Recorded data

|---|

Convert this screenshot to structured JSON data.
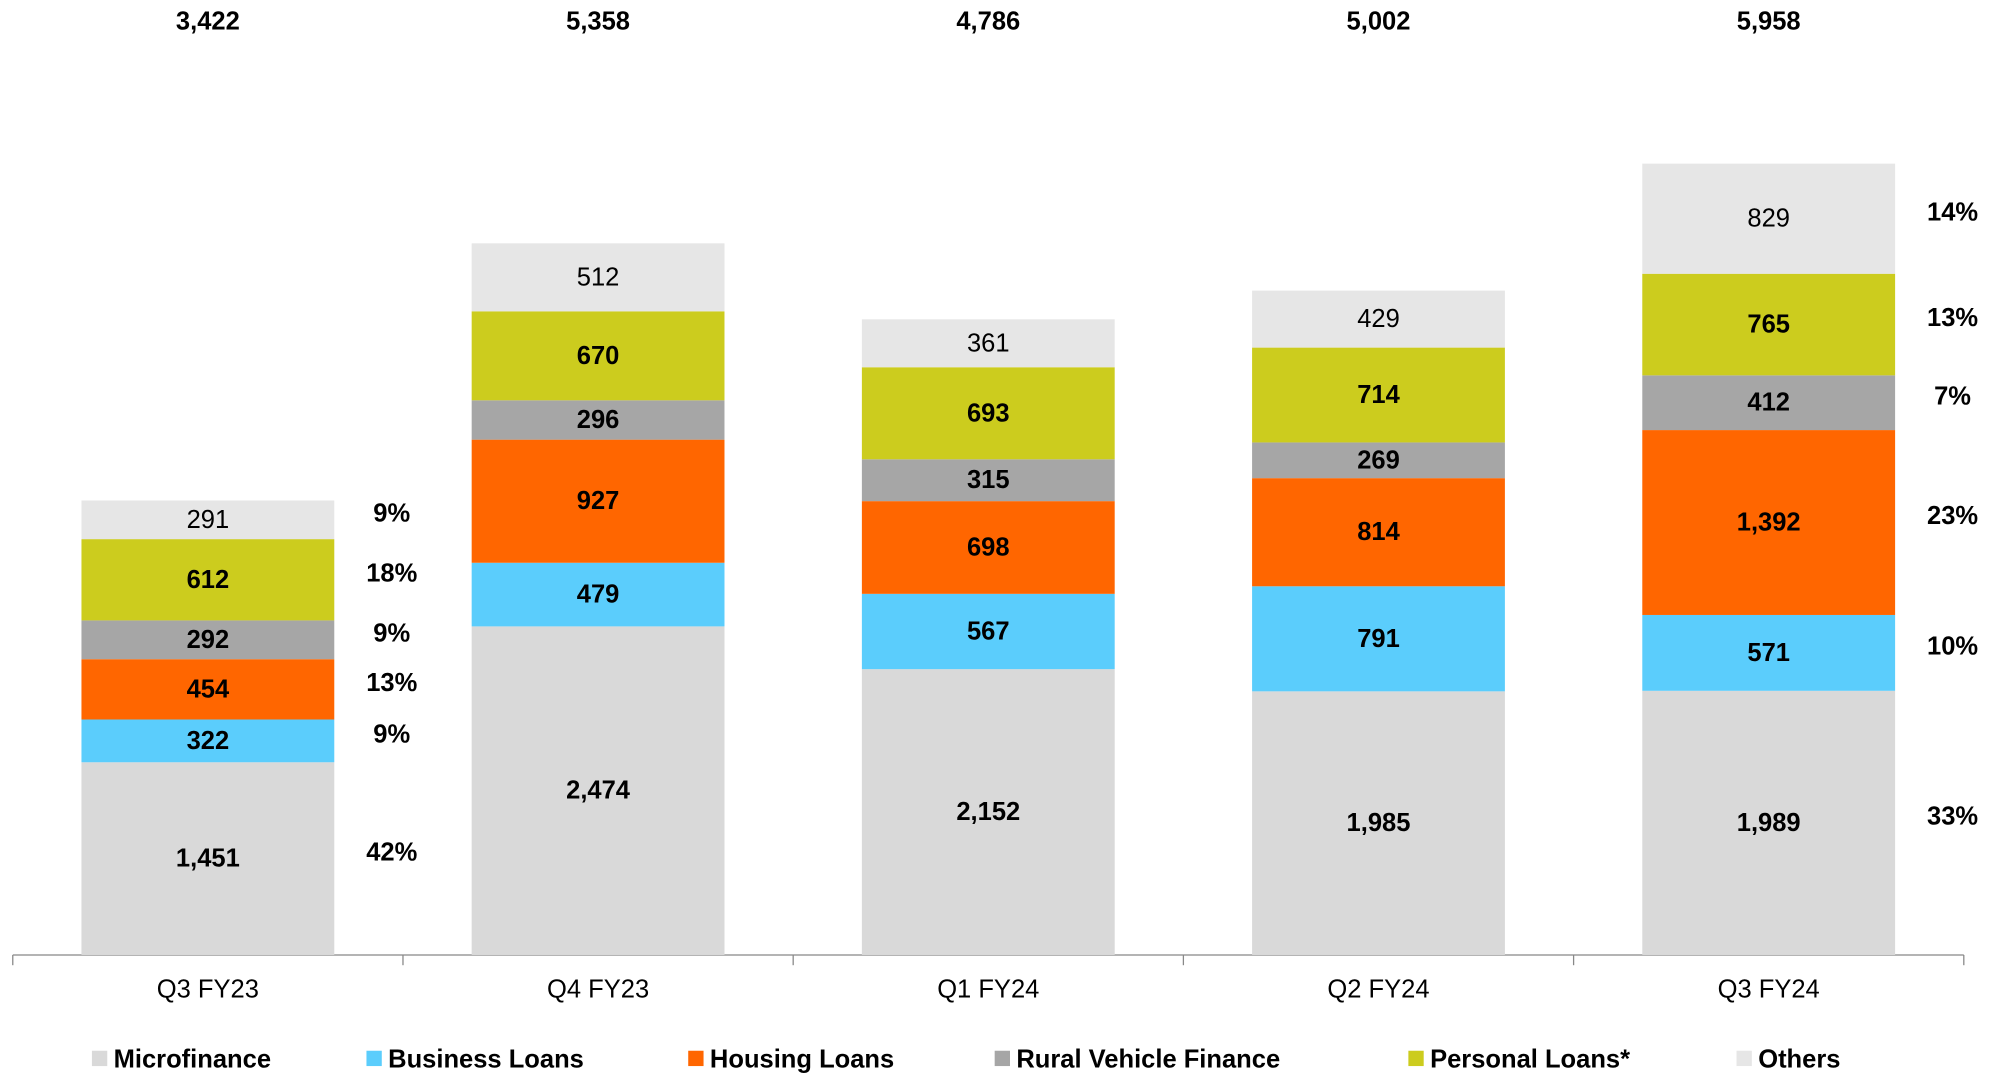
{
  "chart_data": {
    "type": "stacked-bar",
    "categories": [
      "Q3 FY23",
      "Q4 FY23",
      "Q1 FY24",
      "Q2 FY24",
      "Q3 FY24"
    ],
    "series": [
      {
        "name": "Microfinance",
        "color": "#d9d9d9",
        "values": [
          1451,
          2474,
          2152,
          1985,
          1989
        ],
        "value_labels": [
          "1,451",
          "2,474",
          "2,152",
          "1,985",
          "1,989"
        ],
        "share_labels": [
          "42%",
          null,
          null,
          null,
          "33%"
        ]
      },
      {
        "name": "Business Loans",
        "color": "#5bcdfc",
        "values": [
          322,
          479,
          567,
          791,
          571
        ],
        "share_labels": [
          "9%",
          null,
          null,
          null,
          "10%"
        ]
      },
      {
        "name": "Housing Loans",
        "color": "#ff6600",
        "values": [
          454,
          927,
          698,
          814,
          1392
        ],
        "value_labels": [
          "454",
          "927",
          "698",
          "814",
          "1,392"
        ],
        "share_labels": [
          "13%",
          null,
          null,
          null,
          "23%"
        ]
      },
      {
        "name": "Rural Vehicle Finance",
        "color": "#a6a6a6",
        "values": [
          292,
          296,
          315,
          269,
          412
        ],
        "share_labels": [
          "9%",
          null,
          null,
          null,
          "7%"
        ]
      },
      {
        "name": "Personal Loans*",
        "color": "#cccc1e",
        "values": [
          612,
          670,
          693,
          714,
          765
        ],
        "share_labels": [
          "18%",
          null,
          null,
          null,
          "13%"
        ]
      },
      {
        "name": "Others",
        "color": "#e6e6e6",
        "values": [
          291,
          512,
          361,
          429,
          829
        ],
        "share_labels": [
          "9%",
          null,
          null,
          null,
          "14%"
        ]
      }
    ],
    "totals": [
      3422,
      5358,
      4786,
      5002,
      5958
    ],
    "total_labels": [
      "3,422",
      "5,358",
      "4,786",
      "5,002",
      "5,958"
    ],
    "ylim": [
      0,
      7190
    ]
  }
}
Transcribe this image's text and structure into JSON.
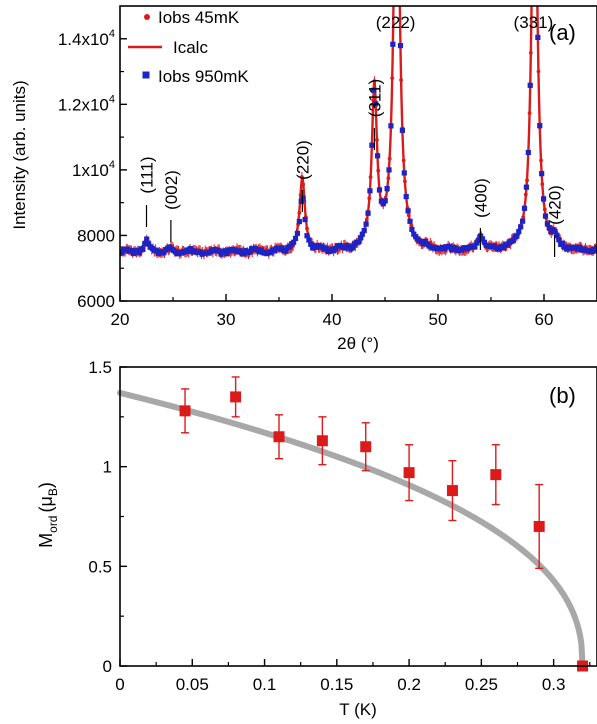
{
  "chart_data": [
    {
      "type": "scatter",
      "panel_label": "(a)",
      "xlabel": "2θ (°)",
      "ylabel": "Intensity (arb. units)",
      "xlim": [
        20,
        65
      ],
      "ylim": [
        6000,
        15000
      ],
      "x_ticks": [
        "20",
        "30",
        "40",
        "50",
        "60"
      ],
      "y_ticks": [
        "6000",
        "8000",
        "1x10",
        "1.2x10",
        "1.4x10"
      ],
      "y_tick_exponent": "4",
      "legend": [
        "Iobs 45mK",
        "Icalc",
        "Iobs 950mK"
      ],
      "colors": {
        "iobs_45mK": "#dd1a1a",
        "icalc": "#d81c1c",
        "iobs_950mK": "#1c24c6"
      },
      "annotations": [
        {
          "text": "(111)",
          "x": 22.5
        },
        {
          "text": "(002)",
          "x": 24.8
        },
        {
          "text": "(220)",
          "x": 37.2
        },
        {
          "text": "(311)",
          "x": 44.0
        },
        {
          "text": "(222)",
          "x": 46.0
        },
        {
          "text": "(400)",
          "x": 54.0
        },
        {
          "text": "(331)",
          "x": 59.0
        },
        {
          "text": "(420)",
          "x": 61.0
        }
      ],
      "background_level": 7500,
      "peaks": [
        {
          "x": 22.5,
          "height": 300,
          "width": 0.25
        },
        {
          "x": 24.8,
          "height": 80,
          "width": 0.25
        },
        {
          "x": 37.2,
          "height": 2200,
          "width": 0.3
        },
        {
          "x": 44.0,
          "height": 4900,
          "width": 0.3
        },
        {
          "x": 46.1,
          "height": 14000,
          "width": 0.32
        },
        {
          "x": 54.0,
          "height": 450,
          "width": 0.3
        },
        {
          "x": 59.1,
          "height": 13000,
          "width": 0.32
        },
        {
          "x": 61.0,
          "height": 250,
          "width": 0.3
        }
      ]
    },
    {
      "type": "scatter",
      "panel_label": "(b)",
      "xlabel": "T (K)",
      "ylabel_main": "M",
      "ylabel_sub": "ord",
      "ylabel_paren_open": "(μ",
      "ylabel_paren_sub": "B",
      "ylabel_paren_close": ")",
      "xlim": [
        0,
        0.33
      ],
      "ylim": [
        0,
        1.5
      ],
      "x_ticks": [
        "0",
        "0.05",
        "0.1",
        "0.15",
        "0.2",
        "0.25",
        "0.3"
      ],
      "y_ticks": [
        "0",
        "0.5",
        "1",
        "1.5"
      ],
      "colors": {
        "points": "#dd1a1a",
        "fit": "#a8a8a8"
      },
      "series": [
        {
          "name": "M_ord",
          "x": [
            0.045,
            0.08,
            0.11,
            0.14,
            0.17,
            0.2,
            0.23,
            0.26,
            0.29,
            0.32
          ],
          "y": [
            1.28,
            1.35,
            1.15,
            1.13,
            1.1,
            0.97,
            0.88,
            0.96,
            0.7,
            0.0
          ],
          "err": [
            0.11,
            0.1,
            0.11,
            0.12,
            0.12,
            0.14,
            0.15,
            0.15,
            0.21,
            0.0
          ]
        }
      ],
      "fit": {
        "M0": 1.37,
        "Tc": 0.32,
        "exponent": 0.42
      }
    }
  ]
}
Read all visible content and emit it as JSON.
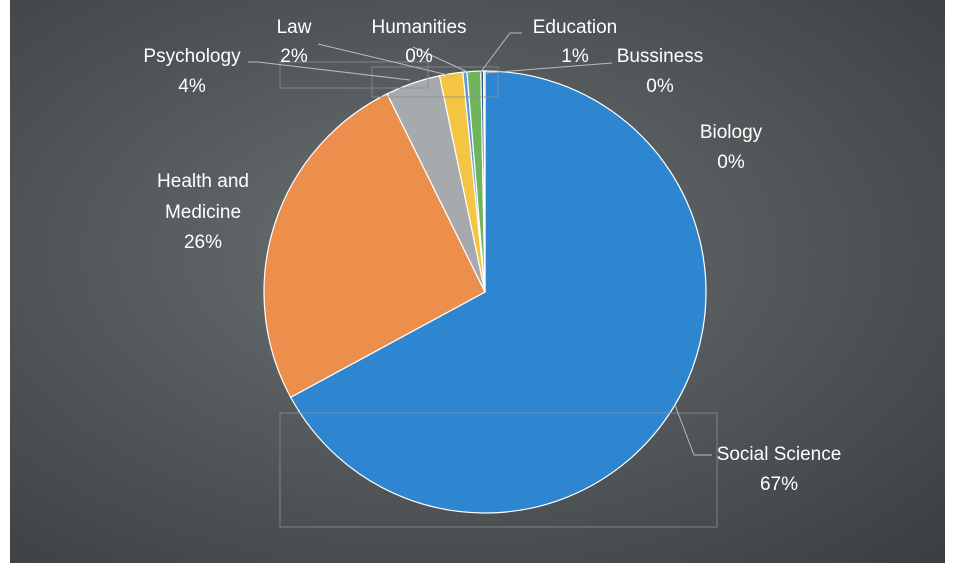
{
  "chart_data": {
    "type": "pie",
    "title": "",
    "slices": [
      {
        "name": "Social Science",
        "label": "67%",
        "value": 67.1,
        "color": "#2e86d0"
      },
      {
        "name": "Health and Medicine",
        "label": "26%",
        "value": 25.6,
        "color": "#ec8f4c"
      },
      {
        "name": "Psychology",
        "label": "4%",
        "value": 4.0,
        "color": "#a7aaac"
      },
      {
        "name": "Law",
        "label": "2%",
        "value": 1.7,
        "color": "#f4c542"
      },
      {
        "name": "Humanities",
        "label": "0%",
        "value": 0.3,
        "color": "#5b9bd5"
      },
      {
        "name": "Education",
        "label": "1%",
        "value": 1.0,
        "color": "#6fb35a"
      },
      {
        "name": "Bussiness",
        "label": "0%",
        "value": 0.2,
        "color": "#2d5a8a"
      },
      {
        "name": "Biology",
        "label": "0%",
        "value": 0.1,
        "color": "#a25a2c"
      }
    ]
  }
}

|---|

(EXERCISE AIM): Omit the pictures and give the material again, exactly and in full.

(RESPONSE TO THIS TASK):
Convert this screenshot to structured JSON data.
{
  "chart_data": {
    "type": "stacked-bar",
    "categories": [
      "Q3 FY23",
      "Q4 FY23",
      "Q1 FY24",
      "Q2 FY24",
      "Q3 FY24"
    ],
    "series": [
      {
        "name": "Microfinance",
        "color": "#d9d9d9",
        "values": [
          1451,
          2474,
          2152,
          1985,
          1989
        ],
        "value_labels": [
          "1,451",
          "2,474",
          "2,152",
          "1,985",
          "1,989"
        ],
        "share_labels": [
          "42%",
          null,
          null,
          null,
          "33%"
        ]
      },
      {
        "name": "Business Loans",
        "color": "#5bcdfc",
        "values": [
          322,
          479,
          567,
          791,
          571
        ],
        "share_labels": [
          "9%",
          null,
          null,
          null,
          "10%"
        ]
      },
      {
        "name": "Housing Loans",
        "color": "#ff6600",
        "values": [
          454,
          927,
          698,
          814,
          1392
        ],
        "value_labels": [
          "454",
          "927",
          "698",
          "814",
          "1,392"
        ],
        "share_labels": [
          "13%",
          null,
          null,
          null,
          "23%"
        ]
      },
      {
        "name": "Rural Vehicle Finance",
        "color": "#a6a6a6",
        "values": [
          292,
          296,
          315,
          269,
          412
        ],
        "share_labels": [
          "9%",
          null,
          null,
          null,
          "7%"
        ]
      },
      {
        "name": "Personal Loans*",
        "color": "#cccc1e",
        "values": [
          612,
          670,
          693,
          714,
          765
        ],
        "share_labels": [
          "18%",
          null,
          null,
          null,
          "13%"
        ]
      },
      {
        "name": "Others",
        "color": "#e6e6e6",
        "values": [
          291,
          512,
          361,
          429,
          829
        ],
        "share_labels": [
          "9%",
          null,
          null,
          null,
          "14%"
        ]
      }
    ],
    "totals": [
      3422,
      5358,
      4786,
      5002,
      5958
    ],
    "total_labels": [
      "3,422",
      "5,358",
      "4,786",
      "5,002",
      "5,958"
    ],
    "ylim": [
      0,
      7190
    ]
  }
}
Transcribe this image's text and structure into JSON.
{
  "chart_data": [
    {
      "type": "scatter",
      "panel_label": "(a)",
      "xlabel": "2θ (°)",
      "ylabel": "Intensity (arb. units)",
      "xlim": [
        20,
        65
      ],
      "ylim": [
        6000,
        15000
      ],
      "x_ticks": [
        "20",
        "30",
        "40",
        "50",
        "60"
      ],
      "y_ticks": [
        "6000",
        "8000",
        "1x10",
        "1.2x10",
        "1.4x10"
      ],
      "y_tick_exponent": "4",
      "legend": [
        "Iobs 45mK",
        "Icalc",
        "Iobs 950mK"
      ],
      "colors": {
        "iobs_45mK": "#dd1a1a",
        "icalc": "#d81c1c",
        "iobs_950mK": "#1c24c6"
      },
      "annotations": [
        {
          "text": "(111)",
          "x": 22.5
        },
        {
          "text": "(002)",
          "x": 24.8
        },
        {
          "text": "(220)",
          "x": 37.2
        },
        {
          "text": "(311)",
          "x": 44.0
        },
        {
          "text": "(222)",
          "x": 46.0
        },
        {
          "text": "(400)",
          "x": 54.0
        },
        {
          "text": "(331)",
          "x": 59.0
        },
        {
          "text": "(420)",
          "x": 61.0
        }
      ],
      "background_level": 7500,
      "peaks": [
        {
          "x": 22.5,
          "height": 300,
          "width": 0.25
        },
        {
          "x": 24.8,
          "height": 80,
          "width": 0.25
        },
        {
          "x": 37.2,
          "height": 2200,
          "width": 0.3
        },
        {
          "x": 44.0,
          "height": 4900,
          "width": 0.3
        },
        {
          "x": 46.1,
          "height": 14000,
          "width": 0.32
        },
        {
          "x": 54.0,
          "height": 450,
          "width": 0.3
        },
        {
          "x": 59.1,
          "height": 13000,
          "width": 0.32
        },
        {
          "x": 61.0,
          "height": 250,
          "width": 0.3
        }
      ]
    },
    {
      "type": "scatter",
      "panel_label": "(b)",
      "xlabel": "T (K)",
      "ylabel_main": "M",
      "ylabel_sub": "ord",
      "ylabel_paren_open": "(μ",
      "ylabel_paren_sub": "B",
      "ylabel_paren_close": ")",
      "xlim": [
        0,
        0.33
      ],
      "ylim": [
        0,
        1.5
      ],
      "x_ticks": [
        "0",
        "0.05",
        "0.1",
        "0.15",
        "0.2",
        "0.25",
        "0.3"
      ],
      "y_ticks": [
        "0",
        "0.5",
        "1",
        "1.5"
      ],
      "colors": {
        "points": "#dd1a1a",
        "fit": "#a8a8a8"
      },
      "series": [
        {
          "name": "M_ord",
          "x": [
            0.045,
            0.08,
            0.11,
            0.14,
            0.17,
            0.2,
            0.23,
            0.26,
            0.29,
            0.32
          ],
          "y": [
            1.28,
            1.35,
            1.15,
            1.13,
            1.1,
            0.97,
            0.88,
            0.96,
            0.7,
            0.0
          ],
          "err": [
            0.11,
            0.1,
            0.11,
            0.12,
            0.12,
            0.14,
            0.15,
            0.15,
            0.21,
            0.0
          ]
        }
      ],
      "fit": {
        "M0": 1.37,
        "Tc": 0.32,
        "exponent": 0.42
      }
    }
  ]
}
Read all visible content and emit it as JSON.
{
  "chart_data": {
    "type": "pie",
    "title": "",
    "slices": [
      {
        "name": "Social Science",
        "label": "67%",
        "value": 67.1,
        "color": "#2e86d0"
      },
      {
        "name": "Health and Medicine",
        "label": "26%",
        "value": 25.6,
        "color": "#ec8f4c"
      },
      {
        "name": "Psychology",
        "label": "4%",
        "value": 4.0,
        "color": "#a7aaac"
      },
      {
        "name": "Law",
        "label": "2%",
        "value": 1.7,
        "color": "#f4c542"
      },
      {
        "name": "Humanities",
        "label": "0%",
        "value": 0.3,
        "color": "#5b9bd5"
      },
      {
        "name": "Education",
        "label": "1%",
        "value": 1.0,
        "color": "#6fb35a"
      },
      {
        "name": "Bussiness",
        "label": "0%",
        "value": 0.2,
        "color": "#2d5a8a"
      },
      {
        "name": "Biology",
        "label": "0%",
        "value": 0.1,
        "color": "#a25a2c"
      }
    ]
  }
}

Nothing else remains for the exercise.